### Tarea planteada A
Duplica tal cual los registros desde el comienzo hasta la línea que contiene "169, 24, 183]", ambas incluidas.

### Texto para leer
◆ ◆ ◆

La década de los 80 representa uno de los períodos más convulsos de la historia política reciente salvadoreña. Tras años de gobiernos oligárquicos-militares, en que las demandas de la población por justicia social eran constantemente reprimidas, el pueblo, se levantó en armas contra el régimen. Durante este periodo, el ejército salvadoreño desplegó todo un aparato de terrorismo de Estado. Se estima que en los 12 años que duró el conflicto armado, fueron asesinadas 74 mil personas y cerca de 8 mil fueron desaparecidas.

El informe organizado por la Comisión de la Verdad, después de los Acuerdos de Paz, en 1992, detalla 32 casos de crímenes de lesa humanidad considerados representativos, y documentados a partir de testimonios de víctimas y documentos oficiales. Según el informe, el Estado salvadoreño habría sistemáticamente cometido crímenes contra la población, entre las que se cuentan varias masacres.

◆ ◆ ◆

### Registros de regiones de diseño
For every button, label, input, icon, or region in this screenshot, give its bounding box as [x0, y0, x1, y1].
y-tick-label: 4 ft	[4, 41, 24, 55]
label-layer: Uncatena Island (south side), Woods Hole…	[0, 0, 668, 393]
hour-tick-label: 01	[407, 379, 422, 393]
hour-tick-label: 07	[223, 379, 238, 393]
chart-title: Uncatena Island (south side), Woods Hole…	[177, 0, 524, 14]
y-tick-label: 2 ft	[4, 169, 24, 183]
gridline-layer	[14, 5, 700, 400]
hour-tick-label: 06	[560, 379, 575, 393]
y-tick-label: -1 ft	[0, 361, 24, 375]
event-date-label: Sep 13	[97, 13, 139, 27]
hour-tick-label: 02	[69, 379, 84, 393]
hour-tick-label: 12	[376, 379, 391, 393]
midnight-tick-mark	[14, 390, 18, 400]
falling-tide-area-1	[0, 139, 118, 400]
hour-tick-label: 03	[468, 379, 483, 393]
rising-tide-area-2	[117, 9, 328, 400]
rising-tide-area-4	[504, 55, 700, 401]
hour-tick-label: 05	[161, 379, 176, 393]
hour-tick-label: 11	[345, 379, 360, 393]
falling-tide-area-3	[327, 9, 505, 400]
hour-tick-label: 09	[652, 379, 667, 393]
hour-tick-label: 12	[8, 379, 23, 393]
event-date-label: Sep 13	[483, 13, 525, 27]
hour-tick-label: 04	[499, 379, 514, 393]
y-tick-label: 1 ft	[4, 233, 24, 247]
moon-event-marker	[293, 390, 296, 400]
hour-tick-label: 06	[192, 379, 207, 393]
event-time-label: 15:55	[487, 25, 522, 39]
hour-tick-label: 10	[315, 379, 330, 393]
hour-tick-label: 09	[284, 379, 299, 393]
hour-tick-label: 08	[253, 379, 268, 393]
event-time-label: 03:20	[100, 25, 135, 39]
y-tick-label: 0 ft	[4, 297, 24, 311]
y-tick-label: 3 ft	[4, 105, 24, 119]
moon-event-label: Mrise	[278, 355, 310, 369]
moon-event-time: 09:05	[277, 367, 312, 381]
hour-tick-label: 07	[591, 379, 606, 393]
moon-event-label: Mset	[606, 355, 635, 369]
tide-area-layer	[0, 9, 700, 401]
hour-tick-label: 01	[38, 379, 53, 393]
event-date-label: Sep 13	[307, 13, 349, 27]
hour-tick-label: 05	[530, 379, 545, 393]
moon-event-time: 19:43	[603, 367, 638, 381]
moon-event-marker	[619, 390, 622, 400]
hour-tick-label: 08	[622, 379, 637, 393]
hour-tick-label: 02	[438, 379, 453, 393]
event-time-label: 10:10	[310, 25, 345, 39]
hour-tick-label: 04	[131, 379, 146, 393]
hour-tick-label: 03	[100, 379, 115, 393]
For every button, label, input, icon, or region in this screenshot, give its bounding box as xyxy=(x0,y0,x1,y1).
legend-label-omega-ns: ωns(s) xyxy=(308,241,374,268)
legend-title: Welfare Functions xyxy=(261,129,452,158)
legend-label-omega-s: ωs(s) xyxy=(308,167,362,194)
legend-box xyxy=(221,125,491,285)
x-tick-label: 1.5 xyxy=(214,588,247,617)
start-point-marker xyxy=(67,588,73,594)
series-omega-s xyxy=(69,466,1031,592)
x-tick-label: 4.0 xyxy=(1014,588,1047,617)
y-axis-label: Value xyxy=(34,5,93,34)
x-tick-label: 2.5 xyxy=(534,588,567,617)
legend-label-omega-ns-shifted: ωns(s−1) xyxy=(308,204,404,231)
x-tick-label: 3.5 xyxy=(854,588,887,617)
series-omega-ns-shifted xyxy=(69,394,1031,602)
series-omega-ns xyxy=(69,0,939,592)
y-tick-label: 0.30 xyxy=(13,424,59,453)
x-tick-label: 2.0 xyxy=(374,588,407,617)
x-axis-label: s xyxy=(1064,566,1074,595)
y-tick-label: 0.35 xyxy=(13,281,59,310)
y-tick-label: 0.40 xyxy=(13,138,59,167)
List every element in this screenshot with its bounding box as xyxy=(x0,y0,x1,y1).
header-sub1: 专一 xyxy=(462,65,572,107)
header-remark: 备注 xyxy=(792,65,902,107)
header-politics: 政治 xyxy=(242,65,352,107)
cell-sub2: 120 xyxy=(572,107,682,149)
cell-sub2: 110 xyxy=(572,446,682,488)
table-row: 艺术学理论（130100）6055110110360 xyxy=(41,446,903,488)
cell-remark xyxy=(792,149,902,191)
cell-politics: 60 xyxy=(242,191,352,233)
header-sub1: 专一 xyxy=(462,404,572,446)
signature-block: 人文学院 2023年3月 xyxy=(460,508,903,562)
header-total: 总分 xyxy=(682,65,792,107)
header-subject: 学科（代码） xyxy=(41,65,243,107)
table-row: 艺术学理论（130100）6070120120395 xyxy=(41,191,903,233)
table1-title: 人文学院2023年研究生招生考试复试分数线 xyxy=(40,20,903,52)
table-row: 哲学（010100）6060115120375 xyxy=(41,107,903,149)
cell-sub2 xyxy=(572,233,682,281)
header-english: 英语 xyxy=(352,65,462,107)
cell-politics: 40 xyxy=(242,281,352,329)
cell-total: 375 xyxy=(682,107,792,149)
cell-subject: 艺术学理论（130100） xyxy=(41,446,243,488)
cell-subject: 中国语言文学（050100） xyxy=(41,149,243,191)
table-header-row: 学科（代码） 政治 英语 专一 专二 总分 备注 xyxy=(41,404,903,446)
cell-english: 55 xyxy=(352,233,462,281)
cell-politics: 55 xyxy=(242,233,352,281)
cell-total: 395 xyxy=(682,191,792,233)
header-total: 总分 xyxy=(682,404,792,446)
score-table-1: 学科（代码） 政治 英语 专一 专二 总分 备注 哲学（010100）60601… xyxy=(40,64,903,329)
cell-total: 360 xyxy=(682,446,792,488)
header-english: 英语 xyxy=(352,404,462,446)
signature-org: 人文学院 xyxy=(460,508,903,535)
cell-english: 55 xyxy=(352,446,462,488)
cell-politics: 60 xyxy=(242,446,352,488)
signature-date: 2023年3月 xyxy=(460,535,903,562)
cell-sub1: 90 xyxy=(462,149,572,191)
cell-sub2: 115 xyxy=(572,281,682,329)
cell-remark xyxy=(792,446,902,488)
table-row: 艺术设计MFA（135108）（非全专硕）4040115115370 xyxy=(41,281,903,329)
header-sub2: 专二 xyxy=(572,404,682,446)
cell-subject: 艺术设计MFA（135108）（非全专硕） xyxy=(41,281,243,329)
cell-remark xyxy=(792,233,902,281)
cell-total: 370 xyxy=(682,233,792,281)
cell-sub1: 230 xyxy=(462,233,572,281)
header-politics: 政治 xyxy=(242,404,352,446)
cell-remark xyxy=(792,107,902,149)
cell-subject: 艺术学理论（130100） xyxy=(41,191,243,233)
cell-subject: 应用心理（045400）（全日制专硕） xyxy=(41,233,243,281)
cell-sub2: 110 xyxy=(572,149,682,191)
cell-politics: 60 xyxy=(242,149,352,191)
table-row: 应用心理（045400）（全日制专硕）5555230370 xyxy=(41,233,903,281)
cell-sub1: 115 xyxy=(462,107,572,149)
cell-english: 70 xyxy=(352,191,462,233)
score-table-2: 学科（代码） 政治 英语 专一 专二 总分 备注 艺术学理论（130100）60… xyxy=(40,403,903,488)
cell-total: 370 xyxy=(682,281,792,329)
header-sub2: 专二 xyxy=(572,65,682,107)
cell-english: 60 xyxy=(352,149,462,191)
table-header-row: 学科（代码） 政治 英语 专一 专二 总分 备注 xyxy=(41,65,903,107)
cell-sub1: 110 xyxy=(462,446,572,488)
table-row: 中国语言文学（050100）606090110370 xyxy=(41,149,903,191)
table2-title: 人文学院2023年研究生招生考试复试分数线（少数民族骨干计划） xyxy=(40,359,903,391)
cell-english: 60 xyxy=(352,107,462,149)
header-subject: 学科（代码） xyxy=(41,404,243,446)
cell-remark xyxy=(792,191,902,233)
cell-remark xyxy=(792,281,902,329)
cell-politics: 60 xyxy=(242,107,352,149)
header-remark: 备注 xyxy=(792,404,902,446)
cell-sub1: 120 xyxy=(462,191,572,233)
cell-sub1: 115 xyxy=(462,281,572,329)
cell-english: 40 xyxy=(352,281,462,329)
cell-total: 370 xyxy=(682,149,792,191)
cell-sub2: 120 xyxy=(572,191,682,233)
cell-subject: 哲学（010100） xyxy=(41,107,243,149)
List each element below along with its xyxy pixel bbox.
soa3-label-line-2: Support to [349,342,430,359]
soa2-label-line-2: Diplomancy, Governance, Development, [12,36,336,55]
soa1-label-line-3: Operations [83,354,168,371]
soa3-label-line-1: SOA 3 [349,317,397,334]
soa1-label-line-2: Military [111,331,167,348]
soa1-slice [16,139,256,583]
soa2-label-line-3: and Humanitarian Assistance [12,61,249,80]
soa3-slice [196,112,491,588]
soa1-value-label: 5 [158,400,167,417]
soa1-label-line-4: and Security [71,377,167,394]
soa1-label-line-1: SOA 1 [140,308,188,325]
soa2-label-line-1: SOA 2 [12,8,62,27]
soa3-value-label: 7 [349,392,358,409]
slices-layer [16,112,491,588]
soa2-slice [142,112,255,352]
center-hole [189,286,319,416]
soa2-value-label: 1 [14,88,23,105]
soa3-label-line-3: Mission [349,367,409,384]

◆ ◆ ◆

### Tarea planteada B
Según el texto sobre El Salvador, ¿son ciertas estas afirmaciones? (i) El conflicto armado duró 12 años. (ii) El informe de la Comisión de la Verdad detalla 50 casos. (iii) Cerca de 8 mil personas fueron desaparecidas. Responde sí o no a cada una y cita las palabras exactas del texto que lo deciden.

### Respuesta correcta A
For every button, label, input, icon, or region in this screenshot, give its bounding box as [x0, y0, x1, y1].
y-tick-label: 4 ft	[4, 41, 24, 55]
label-layer: Uncatena Island (south side), Woods Hole…	[0, 0, 668, 393]
hour-tick-label: 01	[407, 379, 422, 393]
hour-tick-label: 07	[223, 379, 238, 393]
chart-title: Uncatena Island (south side), Woods Hole…	[177, 0, 524, 14]
y-tick-label: 2 ft	[4, 169, 24, 183]

### Respuesta correcta B
(i) Sí: «en los 12 años que duró el conflicto armado»
(ii) No: «detalla 32 casos de crímenes de lesa humanidad considerados representativos»
(iii) Sí: «cerca de 8 mil fueron desaparecidas»